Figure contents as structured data
------------------------------

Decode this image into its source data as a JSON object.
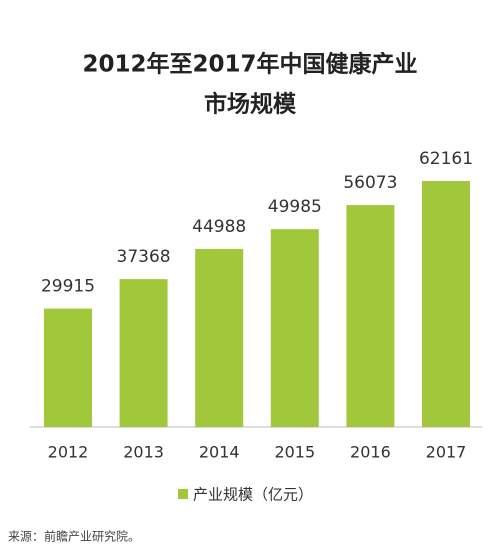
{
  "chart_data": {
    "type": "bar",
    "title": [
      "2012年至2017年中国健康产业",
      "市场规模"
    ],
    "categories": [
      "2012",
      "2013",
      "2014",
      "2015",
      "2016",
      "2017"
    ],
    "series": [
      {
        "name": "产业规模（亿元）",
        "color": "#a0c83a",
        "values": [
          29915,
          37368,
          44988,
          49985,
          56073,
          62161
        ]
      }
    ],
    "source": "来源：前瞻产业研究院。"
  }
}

------------------------------

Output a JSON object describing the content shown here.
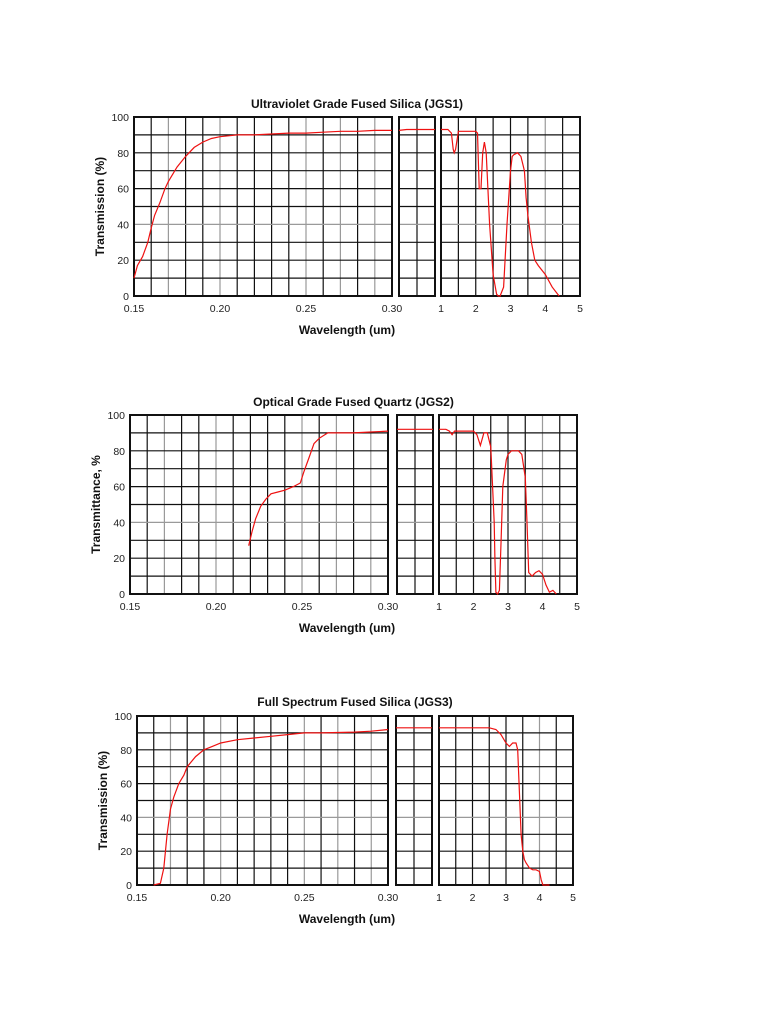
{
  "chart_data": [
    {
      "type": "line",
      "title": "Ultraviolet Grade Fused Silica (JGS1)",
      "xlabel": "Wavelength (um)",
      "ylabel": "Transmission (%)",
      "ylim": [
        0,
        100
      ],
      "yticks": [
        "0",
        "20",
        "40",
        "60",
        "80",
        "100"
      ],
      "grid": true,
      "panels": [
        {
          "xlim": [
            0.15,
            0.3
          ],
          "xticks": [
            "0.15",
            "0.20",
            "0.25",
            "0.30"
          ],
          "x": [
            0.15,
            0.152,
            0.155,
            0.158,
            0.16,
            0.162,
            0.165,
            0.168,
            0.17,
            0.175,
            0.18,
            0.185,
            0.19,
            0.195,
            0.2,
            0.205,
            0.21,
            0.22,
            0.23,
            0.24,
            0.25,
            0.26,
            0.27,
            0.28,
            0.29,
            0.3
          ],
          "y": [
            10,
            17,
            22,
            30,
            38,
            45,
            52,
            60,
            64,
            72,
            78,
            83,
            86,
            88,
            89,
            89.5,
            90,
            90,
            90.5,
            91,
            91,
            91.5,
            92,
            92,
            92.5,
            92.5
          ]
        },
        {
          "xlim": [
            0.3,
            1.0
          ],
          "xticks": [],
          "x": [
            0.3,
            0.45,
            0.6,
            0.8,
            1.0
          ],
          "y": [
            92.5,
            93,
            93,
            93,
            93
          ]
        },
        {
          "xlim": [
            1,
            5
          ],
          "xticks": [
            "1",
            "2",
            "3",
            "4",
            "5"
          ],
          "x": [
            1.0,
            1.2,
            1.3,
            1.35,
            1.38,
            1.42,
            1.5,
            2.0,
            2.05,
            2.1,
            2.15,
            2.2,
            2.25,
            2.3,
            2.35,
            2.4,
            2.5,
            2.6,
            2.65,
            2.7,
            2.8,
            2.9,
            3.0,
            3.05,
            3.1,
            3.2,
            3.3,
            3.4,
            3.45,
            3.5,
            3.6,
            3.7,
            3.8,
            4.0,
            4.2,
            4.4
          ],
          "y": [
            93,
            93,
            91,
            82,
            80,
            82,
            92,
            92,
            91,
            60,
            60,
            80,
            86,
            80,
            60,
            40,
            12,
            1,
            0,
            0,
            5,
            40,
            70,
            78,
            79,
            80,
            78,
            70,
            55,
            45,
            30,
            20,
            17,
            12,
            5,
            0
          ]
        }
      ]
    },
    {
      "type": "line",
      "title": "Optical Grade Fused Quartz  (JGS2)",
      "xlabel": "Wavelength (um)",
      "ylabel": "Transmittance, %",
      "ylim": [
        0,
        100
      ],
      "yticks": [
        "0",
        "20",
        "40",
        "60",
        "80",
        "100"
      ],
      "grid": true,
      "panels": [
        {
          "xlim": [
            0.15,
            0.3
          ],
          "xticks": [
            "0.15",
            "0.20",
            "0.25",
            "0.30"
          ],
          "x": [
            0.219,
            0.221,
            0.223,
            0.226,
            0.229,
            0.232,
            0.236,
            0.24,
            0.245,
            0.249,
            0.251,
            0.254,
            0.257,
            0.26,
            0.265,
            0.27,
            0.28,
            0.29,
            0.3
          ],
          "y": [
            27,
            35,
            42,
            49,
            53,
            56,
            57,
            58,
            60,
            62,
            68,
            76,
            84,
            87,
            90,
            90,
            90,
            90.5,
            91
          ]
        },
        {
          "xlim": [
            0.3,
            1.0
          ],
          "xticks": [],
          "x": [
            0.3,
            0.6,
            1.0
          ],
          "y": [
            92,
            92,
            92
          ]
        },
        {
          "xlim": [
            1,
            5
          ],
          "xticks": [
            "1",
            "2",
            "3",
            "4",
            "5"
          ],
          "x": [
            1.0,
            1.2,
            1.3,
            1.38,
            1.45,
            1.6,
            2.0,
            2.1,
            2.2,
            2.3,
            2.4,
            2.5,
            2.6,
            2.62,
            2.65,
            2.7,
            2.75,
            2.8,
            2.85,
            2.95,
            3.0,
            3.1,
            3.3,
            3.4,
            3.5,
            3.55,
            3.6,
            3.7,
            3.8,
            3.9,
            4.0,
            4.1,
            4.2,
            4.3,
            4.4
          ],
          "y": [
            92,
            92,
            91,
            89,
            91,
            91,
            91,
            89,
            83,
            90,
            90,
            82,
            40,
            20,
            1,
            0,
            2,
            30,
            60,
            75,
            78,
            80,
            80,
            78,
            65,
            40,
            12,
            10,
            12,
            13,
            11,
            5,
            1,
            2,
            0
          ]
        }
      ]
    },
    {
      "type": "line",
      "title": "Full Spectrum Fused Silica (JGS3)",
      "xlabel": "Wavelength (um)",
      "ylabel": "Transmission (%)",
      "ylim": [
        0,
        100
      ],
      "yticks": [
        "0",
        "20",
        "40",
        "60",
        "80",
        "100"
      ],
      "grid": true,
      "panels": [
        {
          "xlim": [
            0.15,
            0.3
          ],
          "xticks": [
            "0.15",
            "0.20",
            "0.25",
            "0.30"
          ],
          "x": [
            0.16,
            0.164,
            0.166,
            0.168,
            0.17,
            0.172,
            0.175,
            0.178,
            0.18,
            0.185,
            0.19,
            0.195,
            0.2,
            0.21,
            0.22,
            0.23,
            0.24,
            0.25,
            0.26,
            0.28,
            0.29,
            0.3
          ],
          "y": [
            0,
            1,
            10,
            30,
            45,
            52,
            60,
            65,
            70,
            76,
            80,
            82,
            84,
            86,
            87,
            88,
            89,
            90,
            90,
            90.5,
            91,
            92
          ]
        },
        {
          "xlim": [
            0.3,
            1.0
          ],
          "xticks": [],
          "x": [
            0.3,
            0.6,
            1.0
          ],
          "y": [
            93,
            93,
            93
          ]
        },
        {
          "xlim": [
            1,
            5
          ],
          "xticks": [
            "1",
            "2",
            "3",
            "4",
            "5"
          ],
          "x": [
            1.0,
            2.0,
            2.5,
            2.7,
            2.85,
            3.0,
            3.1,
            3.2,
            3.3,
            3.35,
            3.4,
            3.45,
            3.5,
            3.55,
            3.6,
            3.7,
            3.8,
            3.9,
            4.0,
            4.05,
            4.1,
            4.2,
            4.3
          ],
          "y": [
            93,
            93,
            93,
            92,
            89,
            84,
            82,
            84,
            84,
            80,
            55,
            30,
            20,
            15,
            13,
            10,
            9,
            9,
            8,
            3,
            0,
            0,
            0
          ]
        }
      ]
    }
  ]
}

------------------------------

• _Exercise aim_
Show all lines from the records above where the word "object" occurs.

• _Written reply_
Decode this image into its source data as a JSON object.
Output a JSON object describing the content shown here.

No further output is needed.